- _EXERCISE DIRECTIONS_:
Reproduce the data in its entirety, exactly as supplied.

- _ITEMS_:
■ ■ ■
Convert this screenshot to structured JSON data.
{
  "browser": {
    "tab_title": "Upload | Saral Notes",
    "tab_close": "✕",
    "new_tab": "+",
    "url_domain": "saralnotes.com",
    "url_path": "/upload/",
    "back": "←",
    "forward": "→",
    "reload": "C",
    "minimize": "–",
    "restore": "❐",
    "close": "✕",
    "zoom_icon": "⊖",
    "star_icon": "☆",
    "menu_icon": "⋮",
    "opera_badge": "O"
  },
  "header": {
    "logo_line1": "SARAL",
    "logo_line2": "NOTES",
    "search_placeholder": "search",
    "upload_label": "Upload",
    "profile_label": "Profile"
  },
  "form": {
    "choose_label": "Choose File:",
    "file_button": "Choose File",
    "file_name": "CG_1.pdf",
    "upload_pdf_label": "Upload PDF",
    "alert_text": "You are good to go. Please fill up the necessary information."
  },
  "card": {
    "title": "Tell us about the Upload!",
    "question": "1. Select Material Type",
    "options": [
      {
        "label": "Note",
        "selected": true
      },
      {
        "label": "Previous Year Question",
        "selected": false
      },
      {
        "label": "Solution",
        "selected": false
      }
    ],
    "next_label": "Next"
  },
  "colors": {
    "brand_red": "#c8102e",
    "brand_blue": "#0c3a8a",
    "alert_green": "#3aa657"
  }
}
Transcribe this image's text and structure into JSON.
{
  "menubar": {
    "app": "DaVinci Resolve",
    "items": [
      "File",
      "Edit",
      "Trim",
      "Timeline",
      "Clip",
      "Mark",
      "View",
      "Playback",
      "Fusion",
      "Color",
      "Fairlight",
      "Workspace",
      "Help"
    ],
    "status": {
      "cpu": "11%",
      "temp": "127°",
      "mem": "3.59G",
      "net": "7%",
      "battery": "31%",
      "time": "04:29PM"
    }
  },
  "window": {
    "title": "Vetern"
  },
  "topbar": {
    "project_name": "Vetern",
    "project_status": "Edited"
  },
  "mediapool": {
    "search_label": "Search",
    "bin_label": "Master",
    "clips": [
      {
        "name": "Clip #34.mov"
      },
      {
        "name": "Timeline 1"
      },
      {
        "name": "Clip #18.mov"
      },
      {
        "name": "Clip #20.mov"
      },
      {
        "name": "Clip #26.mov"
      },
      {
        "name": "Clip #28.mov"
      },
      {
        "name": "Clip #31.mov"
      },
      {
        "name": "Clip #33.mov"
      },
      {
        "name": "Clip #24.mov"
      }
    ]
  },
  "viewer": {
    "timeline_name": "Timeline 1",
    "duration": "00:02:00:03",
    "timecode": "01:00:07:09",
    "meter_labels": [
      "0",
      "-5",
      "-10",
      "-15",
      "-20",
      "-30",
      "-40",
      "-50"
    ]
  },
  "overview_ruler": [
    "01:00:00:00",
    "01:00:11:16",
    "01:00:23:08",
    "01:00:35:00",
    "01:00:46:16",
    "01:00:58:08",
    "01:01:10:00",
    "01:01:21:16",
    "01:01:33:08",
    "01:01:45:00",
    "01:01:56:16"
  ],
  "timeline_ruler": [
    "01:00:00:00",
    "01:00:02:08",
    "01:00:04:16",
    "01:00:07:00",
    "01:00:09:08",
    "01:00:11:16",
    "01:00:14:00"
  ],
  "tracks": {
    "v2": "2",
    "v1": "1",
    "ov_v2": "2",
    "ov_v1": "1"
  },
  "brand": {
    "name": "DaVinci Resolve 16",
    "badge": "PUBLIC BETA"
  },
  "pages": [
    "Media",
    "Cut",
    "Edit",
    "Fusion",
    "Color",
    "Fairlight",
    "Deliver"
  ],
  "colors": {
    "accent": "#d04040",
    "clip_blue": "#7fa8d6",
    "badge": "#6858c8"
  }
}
■ ■ ■
- _RESULT OF THE EXERCISE_:
Convert this screenshot to structured JSON data.
{
  "browser": {
    "tab_title": "Upload | Saral Notes",
    "tab_close": "✕",
    "new_tab": "+",
    "url_domain": "saralnotes.com",
    "url_path": "/upload/",
    "back": "←",
    "forward": "→",
    "reload": "C",
    "minimize": "–",
    "restore": "❐",
    "close": "✕",
    "zoom_icon": "⊖",
    "star_icon": "☆",
    "menu_icon": "⋮",
    "opera_badge": "O"
  },
  "header": {
    "logo_line1": "SARAL",
    "logo_line2": "NOTES",
    "search_placeholder": "search",
    "upload_label": "Upload",
    "profile_label": "Profile"
  },
  "form": {
    "choose_label": "Choose File:",
    "file_button": "Choose File",
    "file_name": "CG_1.pdf",
    "upload_pdf_label": "Upload PDF",
    "alert_text": "You are good to go. Please fill up the necessary information."
  },
  "card": {
    "title": "Tell us about the Upload!",
    "question": "1. Select Material Type",
    "options": [
      {
        "label": "Note",
        "selected": true
      },
      {
        "label": "Previous Year Question",
        "selected": false
      },
      {
        "label": "Solution",
        "selected": false
      }
    ],
    "next_label": "Next"
  },
  "colors": {
    "brand_red": "#c8102e",
    "brand_blue": "#0c3a8a",
    "alert_green": "#3aa657"
  }
}
Transcribe this image's text and structure into JSON.
{
  "menubar": {
    "app": "DaVinci Resolve",
    "items": [
      "File",
      "Edit",
      "Trim",
      "Timeline",
      "Clip",
      "Mark",
      "View",
      "Playback",
      "Fusion",
      "Color",
      "Fairlight",
      "Workspace",
      "Help"
    ],
    "status": {
      "cpu": "11%",
      "temp": "127°",
      "mem": "3.59G",
      "net": "7%",
      "battery": "31%",
      "time": "04:29PM"
    }
  },
  "window": {
    "title": "Vetern"
  },
  "topbar": {
    "project_name": "Vetern",
    "project_status": "Edited"
  },
  "mediapool": {
    "search_label": "Search",
    "bin_label": "Master",
    "clips": [
      {
        "name": "Clip #34.mov"
      },
      {
        "name": "Timeline 1"
      },
      {
        "name": "Clip #18.mov"
      },
      {
        "name": "Clip #20.mov"
      },
      {
        "name": "Clip #26.mov"
      },
      {
        "name": "Clip #28.mov"
      },
      {
        "name": "Clip #31.mov"
      },
      {
        "name": "Clip #33.mov"
      },
      {
        "name": "Clip #24.mov"
      }
    ]
  },
  "viewer": {
    "timeline_name": "Timeline 1",
    "duration": "00:02:00:03",
    "timecode": "01:00:07:09",
    "meter_labels": [
      "0",
      "-5",
      "-10",
      "-15",
      "-20",
      "-30",
      "-40",
      "-50"
    ]
  },
  "overview_ruler": [
    "01:00:00:00",
    "01:00:11:16",
    "01:00:23:08",
    "01:00:35:00",
    "01:00:46:16",
    "01:00:58:08",
    "01:01:10:00",
    "01:01:21:16",
    "01:01:33:08",
    "01:01:45:00",
    "01:01:56:16"
  ],
  "timeline_ruler": [
    "01:00:00:00",
    "01:00:02:08",
    "01:00:04:16",
    "01:00:07:00",
    "01:00:09:08",
    "01:00:11:16",
    "01:00:14:00"
  ],
  "tracks": {
    "v2": "2",
    "v1": "1",
    "ov_v2": "2",
    "ov_v1": "1"
  },
  "brand": {
    "name": "DaVinci Resolve 16",
    "badge": "PUBLIC BETA"
  },
  "pages": [
    "Media",
    "Cut",
    "Edit",
    "Fusion",
    "Color",
    "Fairlight",
    "Deliver"
  ],
  "colors": {
    "accent": "#d04040",
    "clip_blue": "#7fa8d6",
    "badge": "#6858c8"
  }
}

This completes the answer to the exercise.